• EXERCISE BRIEF
Find all lines in the records that include the word "structure", and copy them out.

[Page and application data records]
--

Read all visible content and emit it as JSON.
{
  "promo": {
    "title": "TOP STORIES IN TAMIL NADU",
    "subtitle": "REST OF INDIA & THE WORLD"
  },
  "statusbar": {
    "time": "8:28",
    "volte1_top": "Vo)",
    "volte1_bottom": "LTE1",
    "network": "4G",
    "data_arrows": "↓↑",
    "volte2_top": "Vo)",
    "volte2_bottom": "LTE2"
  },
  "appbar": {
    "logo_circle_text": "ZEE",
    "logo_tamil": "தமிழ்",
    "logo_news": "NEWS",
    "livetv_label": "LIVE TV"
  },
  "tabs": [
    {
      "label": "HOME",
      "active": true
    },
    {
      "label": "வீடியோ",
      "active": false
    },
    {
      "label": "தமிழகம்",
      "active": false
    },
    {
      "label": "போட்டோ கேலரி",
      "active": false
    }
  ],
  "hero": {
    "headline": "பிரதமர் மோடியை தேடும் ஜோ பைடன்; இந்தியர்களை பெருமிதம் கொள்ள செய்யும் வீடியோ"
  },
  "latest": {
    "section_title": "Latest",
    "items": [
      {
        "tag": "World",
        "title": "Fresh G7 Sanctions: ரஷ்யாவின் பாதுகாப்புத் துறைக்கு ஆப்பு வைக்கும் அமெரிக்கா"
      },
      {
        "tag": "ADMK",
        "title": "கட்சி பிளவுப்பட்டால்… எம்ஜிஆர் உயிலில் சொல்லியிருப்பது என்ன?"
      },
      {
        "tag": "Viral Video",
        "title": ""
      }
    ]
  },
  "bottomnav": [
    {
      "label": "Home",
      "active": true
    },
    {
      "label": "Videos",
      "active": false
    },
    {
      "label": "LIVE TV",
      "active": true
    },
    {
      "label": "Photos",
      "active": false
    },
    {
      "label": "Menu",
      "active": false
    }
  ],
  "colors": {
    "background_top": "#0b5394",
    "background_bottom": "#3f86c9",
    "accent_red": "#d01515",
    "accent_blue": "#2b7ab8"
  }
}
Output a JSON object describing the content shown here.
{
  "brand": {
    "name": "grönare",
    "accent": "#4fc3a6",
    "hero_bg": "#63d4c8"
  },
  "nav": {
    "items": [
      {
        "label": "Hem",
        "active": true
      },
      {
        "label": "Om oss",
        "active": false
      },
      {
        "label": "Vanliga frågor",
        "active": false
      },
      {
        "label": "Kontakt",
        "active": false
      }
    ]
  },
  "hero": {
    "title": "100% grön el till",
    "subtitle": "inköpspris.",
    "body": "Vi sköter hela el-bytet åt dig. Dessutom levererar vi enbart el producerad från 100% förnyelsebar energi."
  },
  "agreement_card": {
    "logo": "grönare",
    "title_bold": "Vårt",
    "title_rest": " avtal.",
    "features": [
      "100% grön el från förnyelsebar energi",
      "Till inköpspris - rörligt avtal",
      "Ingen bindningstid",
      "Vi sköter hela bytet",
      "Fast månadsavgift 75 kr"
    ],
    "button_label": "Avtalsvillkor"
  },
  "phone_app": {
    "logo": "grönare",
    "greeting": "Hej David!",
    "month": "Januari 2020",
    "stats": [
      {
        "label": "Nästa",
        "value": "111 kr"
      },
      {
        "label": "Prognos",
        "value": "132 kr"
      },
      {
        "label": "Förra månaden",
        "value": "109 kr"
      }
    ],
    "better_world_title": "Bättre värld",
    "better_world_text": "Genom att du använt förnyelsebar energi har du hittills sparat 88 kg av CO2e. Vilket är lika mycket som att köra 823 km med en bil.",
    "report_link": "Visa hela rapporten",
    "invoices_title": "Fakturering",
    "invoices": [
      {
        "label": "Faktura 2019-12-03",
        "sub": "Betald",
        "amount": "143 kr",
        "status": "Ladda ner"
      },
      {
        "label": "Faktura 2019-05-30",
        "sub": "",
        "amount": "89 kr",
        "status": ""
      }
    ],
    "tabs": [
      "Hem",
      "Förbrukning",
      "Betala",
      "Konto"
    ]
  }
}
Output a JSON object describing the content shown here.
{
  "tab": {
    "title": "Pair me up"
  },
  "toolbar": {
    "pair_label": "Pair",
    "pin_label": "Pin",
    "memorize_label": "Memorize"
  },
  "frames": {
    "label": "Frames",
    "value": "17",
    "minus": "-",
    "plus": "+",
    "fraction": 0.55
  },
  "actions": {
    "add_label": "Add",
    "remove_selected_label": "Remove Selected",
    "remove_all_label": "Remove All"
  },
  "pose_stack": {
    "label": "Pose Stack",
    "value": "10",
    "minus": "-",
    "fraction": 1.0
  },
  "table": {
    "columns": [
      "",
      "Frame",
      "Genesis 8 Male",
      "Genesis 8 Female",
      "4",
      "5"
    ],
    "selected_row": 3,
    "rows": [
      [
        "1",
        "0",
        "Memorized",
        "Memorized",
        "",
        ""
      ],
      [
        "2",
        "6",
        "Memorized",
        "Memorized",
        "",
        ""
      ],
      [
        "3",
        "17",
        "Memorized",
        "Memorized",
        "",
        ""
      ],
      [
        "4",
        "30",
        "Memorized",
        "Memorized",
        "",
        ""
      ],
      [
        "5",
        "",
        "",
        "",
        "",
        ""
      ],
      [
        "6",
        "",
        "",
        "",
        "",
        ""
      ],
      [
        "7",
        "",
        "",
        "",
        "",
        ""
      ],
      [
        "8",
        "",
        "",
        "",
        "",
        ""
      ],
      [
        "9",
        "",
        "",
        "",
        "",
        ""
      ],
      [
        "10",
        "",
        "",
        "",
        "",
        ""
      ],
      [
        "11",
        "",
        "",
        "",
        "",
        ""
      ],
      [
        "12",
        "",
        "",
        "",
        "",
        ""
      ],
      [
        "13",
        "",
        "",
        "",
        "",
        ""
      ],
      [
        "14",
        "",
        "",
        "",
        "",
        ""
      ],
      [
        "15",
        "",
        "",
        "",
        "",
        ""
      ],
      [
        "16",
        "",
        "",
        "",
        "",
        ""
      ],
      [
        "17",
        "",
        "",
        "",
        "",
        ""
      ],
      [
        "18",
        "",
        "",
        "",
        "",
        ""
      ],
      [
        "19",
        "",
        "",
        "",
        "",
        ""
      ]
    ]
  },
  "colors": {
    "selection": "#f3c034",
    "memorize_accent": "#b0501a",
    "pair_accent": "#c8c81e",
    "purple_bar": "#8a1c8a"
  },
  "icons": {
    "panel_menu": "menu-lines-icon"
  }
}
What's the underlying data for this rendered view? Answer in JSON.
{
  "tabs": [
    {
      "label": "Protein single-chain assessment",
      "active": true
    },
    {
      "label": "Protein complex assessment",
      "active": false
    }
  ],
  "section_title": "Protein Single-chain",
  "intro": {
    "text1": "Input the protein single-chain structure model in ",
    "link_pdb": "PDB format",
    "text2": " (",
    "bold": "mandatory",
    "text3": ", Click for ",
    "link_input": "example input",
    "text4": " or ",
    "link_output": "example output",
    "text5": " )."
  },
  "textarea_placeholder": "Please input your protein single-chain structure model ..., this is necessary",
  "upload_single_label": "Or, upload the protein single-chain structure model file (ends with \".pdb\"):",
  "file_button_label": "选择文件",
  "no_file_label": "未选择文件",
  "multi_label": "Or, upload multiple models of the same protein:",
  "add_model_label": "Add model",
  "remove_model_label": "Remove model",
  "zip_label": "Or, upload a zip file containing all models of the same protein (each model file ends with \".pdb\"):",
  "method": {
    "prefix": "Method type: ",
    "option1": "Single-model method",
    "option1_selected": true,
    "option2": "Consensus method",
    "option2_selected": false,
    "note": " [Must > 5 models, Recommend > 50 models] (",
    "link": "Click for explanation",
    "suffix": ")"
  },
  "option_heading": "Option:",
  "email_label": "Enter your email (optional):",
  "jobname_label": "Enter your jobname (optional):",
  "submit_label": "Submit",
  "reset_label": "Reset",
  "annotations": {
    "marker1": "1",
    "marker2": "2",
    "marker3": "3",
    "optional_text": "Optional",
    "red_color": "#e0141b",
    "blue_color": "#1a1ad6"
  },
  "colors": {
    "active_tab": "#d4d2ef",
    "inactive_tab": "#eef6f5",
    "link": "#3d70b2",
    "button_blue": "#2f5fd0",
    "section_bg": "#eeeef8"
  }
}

--

• REPLY
    "text1": "Input the protein single-chain structure model in ",
  "textarea_placeholder": "Please input your protein single-chain structure model ..., this is necessary",
  "upload_single_label": "Or, upload the protein single-chain structure model file (ends with \".pdb\"):",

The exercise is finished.